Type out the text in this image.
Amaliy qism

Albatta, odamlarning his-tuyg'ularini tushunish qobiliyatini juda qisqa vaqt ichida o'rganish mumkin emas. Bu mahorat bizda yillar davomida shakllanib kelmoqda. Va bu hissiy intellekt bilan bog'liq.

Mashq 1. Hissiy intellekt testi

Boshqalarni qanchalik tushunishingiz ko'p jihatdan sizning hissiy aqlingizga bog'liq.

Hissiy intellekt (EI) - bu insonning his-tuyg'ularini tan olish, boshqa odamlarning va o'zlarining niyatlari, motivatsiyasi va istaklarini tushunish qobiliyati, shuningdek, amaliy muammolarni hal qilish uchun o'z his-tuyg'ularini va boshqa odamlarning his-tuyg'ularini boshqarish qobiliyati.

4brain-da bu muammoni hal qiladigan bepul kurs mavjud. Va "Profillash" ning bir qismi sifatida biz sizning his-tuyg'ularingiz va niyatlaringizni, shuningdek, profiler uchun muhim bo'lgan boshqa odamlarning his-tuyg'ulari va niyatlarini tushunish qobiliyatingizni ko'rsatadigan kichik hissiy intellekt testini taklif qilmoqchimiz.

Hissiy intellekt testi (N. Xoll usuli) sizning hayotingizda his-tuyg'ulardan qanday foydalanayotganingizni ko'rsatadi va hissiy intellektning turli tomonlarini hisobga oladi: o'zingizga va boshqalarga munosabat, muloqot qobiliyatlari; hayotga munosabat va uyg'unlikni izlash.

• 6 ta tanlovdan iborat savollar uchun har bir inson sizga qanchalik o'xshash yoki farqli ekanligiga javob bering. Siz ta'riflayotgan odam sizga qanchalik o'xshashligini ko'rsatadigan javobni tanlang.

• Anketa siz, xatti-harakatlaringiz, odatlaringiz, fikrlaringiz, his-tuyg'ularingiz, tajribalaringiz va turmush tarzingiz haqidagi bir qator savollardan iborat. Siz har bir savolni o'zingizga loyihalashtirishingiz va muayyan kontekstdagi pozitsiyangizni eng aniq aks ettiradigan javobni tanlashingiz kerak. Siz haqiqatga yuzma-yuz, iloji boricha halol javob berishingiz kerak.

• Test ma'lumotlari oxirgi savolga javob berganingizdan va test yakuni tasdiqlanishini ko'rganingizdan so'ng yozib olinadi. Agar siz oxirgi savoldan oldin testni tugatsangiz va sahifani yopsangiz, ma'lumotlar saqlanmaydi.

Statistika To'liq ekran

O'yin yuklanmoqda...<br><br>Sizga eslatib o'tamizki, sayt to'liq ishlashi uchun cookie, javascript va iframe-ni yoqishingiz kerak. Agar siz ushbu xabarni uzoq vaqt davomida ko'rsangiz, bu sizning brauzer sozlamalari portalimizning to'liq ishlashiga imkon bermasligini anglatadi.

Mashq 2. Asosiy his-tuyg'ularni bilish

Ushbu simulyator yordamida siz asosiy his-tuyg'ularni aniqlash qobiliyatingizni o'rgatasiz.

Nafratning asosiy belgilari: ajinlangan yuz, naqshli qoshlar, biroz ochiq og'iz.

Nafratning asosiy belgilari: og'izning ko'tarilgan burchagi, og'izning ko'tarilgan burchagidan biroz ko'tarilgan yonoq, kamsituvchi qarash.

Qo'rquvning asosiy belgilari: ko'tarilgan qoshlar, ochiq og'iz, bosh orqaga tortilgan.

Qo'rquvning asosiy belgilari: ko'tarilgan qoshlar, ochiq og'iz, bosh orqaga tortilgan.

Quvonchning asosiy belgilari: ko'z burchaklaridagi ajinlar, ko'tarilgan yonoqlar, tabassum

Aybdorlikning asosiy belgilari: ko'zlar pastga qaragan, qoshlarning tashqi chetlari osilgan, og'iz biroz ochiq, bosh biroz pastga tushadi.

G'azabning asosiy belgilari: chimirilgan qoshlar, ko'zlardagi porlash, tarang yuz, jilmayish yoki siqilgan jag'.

PROBLEM TO SOLVE »
Write out every entry word for word.

WRITTEN ANSWER »
Type out the text in this image.
Amaliy qism

Albatta, odamlarning his-tuyg'ularini tushunish qobiliyatini juda qisqa vaqt ichida o'rganish mumkin emas. Bu mahorat bizda yillar davomida shakllanib kelmoqda. Va bu hissiy intellekt bilan bog'liq.

Mashq 1. Hissiy intellekt testi

Boshqalarni qanchalik tushunishingiz ko'p jihatdan sizning hissiy aqlingizga bog'liq.

Hissiy intellekt (EI) - bu insonning his-tuyg'ularini tan olish, boshqa odamlarning va o'zlarining niyatlari, motivatsiyasi va istaklarini tushunish qobiliyati, shuningdek, amaliy muammolarni hal qilish uchun o'z his-tuyg'ularini va boshqa odamlarning his-tuyg'ularini boshqarish qobiliyati.

4brain-da bu muammoni hal qiladigan bepul kurs mavjud. Va "Profillash" ning bir qismi sifatida biz sizning his-tuyg'ularingiz va niyatlaringizni, shuningdek, profiler uchun muhim bo'lgan boshqa odamlarning his-tuyg'ulari va niyatlarini tushunish qobiliyatingizni ko'rsatadigan kichik hissiy intellekt testini taklif qilmoqchimiz.

Hissiy intellekt testi (N. Xoll usuli) sizning hayotingizda his-tuyg'ulardan qanday foydalanayotganingizni ko'rsatadi va hissiy intellektning turli tomonlarini hisobga oladi: o'zingizga va boshqalarga munosabat, muloqot qobiliyatlari; hayotga munosabat va uyg'unlikni izlash.

• 6 ta tanlovdan iborat savollar uchun har bir inson sizga qanchalik o'xshash yoki farqli ekanligiga javob bering. Siz ta'riflayotgan odam sizga qanchalik o'xshashligini ko'rsatadigan javobni tanlang.

• Anketa siz, xatti-harakatlaringiz, odatlaringiz, fikrlaringiz, his-tuyg'ularingiz, tajribalaringiz va turmush tarzingiz haqidagi bir qator savollardan iborat. Siz har bir savolni o'zingizga loyihalashtirishingiz va muayyan kontekstdagi pozitsiyangizni eng aniq aks ettiradigan javobni tanlashingiz kerak. Siz haqiqatga yuzma-yuz, iloji boricha halol javob berishingiz kerak.

• Test ma'lumotlari oxirgi savolga javob berganingizdan va test yakuni tasdiqlanishini ko'rganingizdan so'ng yozib olinadi. Agar siz oxirgi savoldan oldin testni tugatsangiz va sahifani yopsangiz, ma'lumotlar saqlanmaydi.

Statistika To'liq ekran

O'yin yuklanmoqda...<br><br>Sizga eslatib o'tamizki, sayt to'liq ishlashi uchun cookie, javascript va iframe-ni yoqishingiz kerak. Agar siz ushbu xabarni uzoq vaqt davomida ko'rsangiz, bu sizning brauzer sozlamalari portalimizning to'liq ishlashiga imkon bermasligini anglatadi.

Mashq 2. Asosiy his-tuyg'ularni bilish

Ushbu simulyator yordamida siz asosiy his-tuyg'ularni aniqlash qobiliyatingizni o'rgatasiz.

Nafratning asosiy belgilari: ajinlangan yuz, naqshli qoshlar, biroz ochiq og'iz.

Nafratning asosiy belgilari: og'izning ko'tarilgan burchagi, og'izning ko'tarilgan burchagidan biroz ko'tarilgan yonoq, kamsituvchi qarash.

Qo'rquvning asosiy belgilari: ko'tarilgan qoshlar, ochiq og'iz, bosh orqaga tortilgan.

Qo'rquvning asosiy belgilari: ko'tarilgan qoshlar, ochiq og'iz, bosh orqaga tortilgan.

Quvonchning asosiy belgilari: ko'z burchaklaridagi ajinlar, ko'tarilgan yonoqlar, tabassum

Aybdorlikning asosiy belgilari: ko'zlar pastga qaragan, qoshlarning tashqi chetlari osilgan, og'iz biroz ochiq, bosh biroz pastga tushadi.

G'azabning asosiy belgilari: chimirilgan qoshlar, ko'zlardagi porlash, tarang yuz, jilmayish yoki siqilgan jag'.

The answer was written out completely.